Your task:
Look through the data below. Show each line where the string "offset" occurs.

Records shown:
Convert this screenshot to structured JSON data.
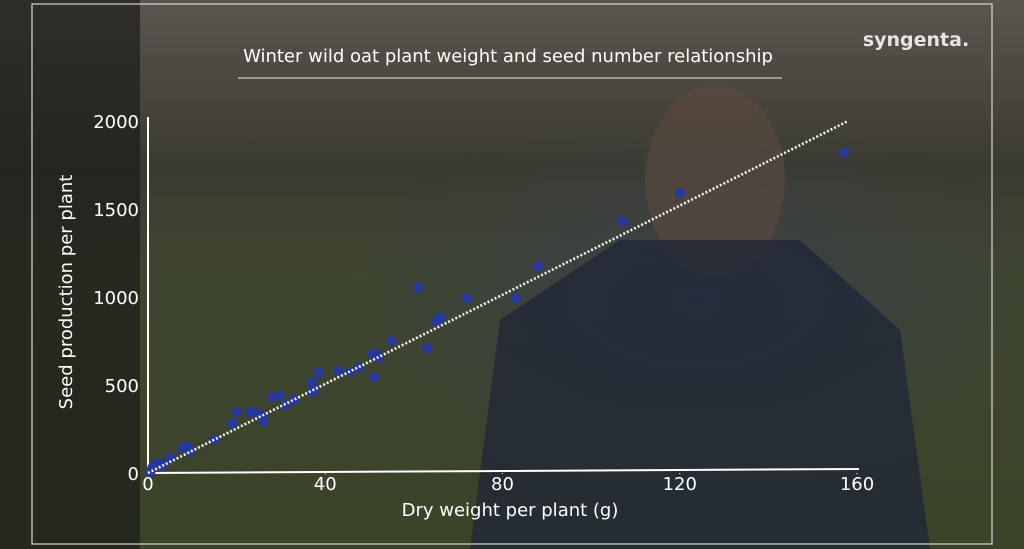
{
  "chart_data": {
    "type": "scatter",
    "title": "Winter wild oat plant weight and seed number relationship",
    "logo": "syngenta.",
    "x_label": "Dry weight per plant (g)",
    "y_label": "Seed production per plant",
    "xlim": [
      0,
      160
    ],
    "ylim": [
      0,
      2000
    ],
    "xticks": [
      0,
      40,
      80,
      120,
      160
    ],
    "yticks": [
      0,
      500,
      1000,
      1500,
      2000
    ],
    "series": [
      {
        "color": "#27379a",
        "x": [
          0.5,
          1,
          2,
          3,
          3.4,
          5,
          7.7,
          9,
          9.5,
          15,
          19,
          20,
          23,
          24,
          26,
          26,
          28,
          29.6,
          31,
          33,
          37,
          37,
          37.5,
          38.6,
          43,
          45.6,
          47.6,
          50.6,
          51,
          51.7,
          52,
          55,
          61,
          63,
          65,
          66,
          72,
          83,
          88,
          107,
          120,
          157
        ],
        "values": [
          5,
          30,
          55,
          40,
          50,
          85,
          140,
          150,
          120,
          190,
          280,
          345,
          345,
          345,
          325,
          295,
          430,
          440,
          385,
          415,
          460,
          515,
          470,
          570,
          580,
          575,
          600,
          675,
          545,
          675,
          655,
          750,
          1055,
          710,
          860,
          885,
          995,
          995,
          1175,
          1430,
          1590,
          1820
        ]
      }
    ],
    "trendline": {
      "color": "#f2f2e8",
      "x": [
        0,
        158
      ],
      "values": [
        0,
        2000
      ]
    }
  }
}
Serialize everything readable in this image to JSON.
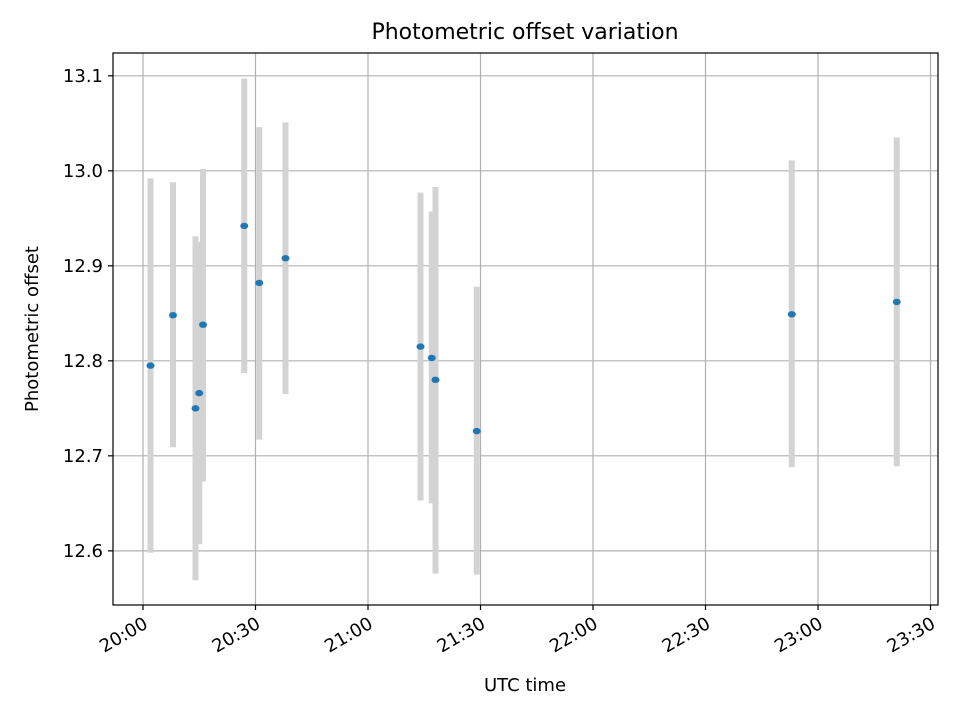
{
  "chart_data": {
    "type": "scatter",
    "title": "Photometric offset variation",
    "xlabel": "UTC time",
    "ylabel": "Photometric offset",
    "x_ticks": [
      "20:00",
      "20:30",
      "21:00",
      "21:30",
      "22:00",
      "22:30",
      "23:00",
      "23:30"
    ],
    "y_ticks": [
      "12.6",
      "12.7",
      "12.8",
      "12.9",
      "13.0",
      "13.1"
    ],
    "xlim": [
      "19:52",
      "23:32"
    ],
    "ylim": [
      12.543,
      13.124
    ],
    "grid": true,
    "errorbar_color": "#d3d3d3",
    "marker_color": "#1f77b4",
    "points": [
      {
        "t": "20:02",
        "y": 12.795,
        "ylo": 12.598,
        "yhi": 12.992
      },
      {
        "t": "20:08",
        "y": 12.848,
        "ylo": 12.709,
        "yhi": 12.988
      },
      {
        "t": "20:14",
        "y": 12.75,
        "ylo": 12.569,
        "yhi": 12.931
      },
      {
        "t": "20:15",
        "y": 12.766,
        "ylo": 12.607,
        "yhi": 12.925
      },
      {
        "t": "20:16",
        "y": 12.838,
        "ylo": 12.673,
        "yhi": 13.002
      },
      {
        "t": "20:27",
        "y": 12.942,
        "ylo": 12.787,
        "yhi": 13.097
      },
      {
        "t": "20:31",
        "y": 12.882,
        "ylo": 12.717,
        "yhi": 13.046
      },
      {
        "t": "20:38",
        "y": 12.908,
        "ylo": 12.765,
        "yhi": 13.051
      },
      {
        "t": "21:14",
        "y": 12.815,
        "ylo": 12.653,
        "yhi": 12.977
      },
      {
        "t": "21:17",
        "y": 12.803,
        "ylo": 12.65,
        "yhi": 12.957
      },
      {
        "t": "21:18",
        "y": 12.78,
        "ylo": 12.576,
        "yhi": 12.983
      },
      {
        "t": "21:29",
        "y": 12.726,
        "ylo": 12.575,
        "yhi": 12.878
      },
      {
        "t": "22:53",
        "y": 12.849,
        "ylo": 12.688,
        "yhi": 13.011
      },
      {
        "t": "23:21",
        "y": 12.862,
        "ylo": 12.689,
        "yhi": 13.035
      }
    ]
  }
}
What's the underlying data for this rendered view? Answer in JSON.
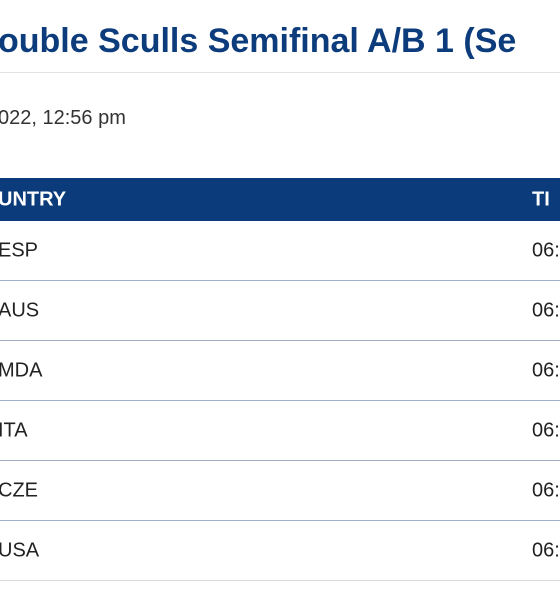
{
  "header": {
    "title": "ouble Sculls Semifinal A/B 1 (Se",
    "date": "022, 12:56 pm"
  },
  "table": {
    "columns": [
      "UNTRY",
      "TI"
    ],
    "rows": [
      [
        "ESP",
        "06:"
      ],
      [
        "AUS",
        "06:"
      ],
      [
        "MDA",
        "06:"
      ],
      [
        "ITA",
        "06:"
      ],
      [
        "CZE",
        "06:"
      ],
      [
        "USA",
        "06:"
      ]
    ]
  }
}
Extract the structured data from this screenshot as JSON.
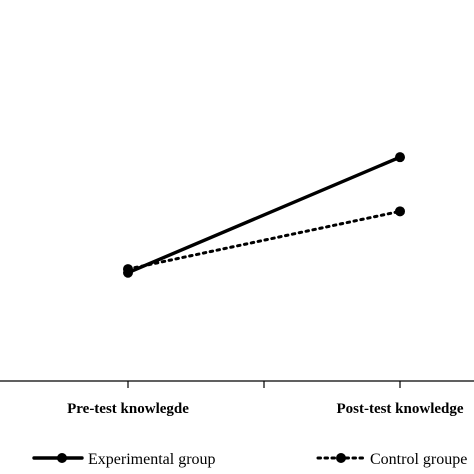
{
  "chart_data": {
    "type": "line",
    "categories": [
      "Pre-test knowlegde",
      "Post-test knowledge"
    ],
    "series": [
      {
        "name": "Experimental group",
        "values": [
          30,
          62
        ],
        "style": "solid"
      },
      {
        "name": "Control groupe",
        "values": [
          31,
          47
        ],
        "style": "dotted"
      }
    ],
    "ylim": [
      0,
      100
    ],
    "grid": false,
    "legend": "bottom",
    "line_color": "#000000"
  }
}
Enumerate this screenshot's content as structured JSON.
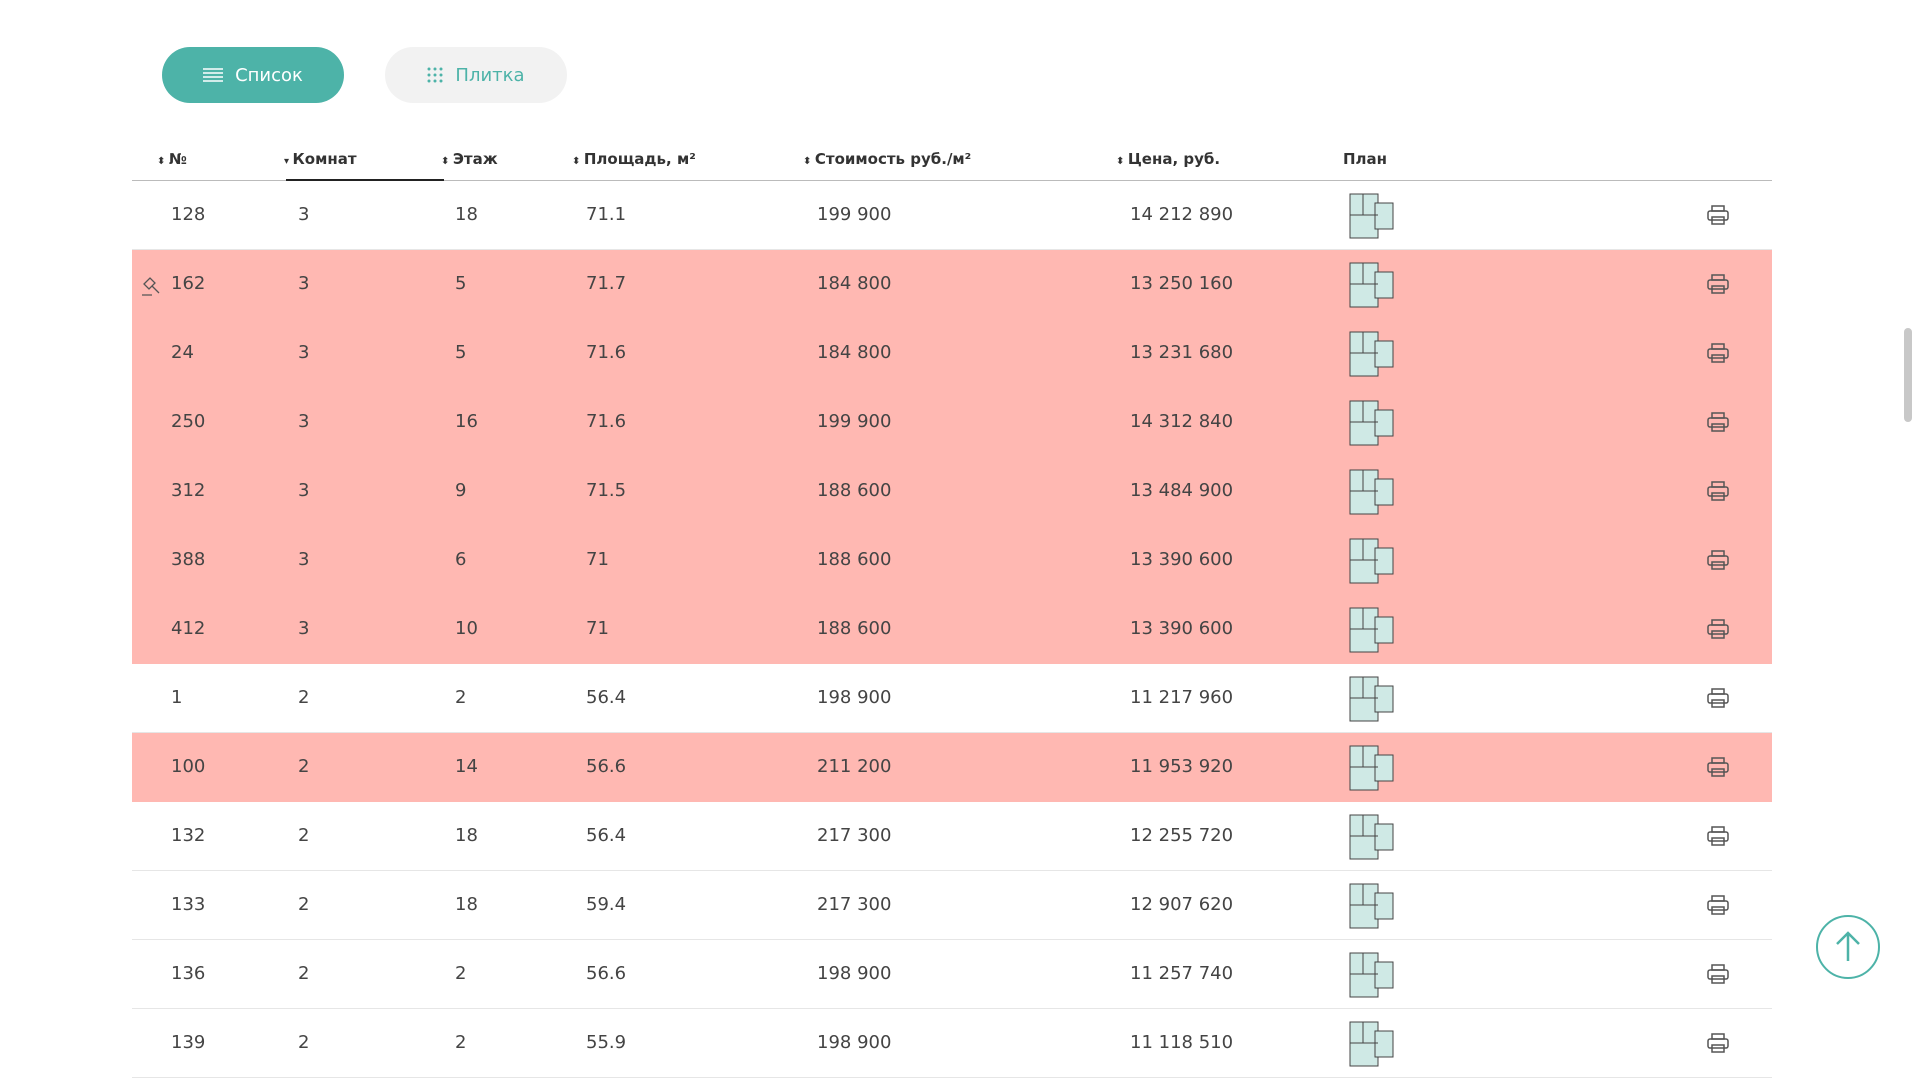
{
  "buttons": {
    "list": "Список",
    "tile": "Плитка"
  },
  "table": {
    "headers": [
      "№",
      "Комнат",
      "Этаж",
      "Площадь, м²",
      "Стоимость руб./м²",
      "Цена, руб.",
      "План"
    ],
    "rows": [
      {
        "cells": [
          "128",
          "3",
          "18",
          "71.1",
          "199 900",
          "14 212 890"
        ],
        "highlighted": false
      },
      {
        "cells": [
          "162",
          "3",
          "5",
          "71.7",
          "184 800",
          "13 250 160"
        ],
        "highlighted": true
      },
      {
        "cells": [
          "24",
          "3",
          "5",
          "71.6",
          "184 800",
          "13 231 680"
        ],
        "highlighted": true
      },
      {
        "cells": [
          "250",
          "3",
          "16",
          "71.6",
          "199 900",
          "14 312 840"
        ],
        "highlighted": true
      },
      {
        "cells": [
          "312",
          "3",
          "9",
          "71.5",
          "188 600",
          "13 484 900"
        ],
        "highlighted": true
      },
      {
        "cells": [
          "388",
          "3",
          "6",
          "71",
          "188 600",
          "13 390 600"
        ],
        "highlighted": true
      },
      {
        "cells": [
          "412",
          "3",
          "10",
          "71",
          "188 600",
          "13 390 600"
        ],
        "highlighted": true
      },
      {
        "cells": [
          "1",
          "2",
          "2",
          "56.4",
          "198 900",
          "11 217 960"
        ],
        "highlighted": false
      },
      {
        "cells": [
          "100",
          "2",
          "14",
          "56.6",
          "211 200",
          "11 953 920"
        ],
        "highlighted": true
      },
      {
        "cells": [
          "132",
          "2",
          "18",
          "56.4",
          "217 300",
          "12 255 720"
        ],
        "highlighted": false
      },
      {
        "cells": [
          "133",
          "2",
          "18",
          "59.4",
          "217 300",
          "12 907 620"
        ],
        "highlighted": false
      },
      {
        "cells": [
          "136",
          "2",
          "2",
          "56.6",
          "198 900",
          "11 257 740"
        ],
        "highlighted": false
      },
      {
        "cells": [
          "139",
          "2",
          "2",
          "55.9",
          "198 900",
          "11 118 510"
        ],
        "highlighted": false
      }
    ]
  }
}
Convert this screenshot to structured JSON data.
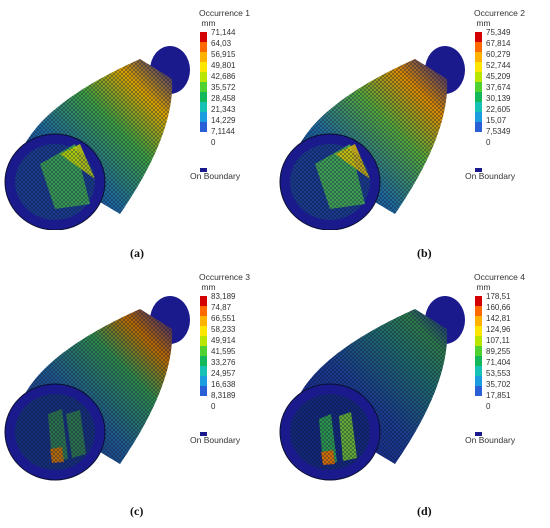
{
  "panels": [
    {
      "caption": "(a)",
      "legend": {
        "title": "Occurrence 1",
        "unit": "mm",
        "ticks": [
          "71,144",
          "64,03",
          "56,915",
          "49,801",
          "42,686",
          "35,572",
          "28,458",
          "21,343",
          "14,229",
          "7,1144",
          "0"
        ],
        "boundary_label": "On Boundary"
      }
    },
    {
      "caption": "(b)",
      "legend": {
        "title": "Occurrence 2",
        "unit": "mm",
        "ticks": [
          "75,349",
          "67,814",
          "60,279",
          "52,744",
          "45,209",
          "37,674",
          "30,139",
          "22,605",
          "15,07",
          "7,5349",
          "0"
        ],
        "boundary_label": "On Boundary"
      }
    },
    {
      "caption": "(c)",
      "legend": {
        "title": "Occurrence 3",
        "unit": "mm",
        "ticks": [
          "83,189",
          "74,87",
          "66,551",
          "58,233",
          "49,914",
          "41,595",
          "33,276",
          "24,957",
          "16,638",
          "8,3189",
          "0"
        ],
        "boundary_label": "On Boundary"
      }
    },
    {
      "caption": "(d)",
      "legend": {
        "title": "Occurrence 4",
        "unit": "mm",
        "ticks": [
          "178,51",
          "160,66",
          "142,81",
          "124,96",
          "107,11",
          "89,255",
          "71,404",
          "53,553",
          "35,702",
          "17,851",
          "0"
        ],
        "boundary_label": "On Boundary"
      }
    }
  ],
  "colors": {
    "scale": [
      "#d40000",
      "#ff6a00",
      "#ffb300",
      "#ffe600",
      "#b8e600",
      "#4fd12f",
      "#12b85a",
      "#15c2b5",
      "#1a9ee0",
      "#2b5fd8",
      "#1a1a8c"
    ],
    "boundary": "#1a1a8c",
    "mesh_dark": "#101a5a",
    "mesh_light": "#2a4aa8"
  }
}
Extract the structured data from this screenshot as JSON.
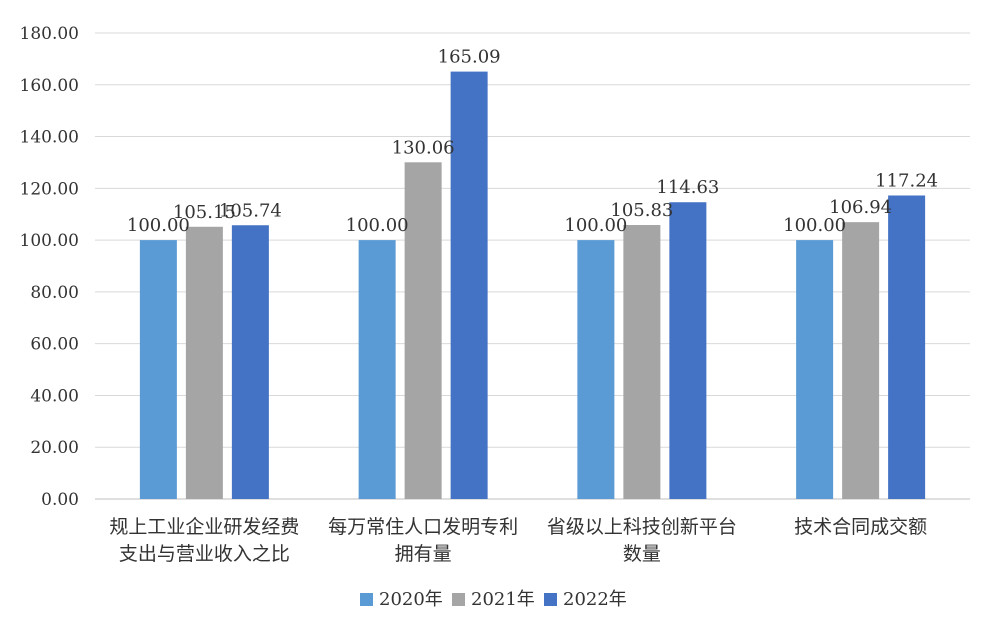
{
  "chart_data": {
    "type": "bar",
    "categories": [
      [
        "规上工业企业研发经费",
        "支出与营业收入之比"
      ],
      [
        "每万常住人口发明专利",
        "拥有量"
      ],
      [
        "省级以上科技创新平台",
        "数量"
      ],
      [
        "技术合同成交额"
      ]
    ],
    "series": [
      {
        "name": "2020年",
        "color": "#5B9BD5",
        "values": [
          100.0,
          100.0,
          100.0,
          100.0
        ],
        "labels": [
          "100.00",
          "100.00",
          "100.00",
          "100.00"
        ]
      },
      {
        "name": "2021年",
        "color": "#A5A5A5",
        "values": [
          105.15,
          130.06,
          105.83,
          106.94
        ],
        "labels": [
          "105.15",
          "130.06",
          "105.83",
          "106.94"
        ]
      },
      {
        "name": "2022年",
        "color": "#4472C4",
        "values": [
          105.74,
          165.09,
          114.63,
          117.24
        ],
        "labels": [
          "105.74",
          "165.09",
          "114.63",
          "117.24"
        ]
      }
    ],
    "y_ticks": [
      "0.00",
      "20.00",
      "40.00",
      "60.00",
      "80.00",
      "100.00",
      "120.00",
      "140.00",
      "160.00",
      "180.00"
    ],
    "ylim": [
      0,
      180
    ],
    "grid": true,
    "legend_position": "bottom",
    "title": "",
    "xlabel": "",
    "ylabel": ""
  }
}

Exercise response:
    "title": "Photometric offset variation",
    "ylabel": "Photometric offset",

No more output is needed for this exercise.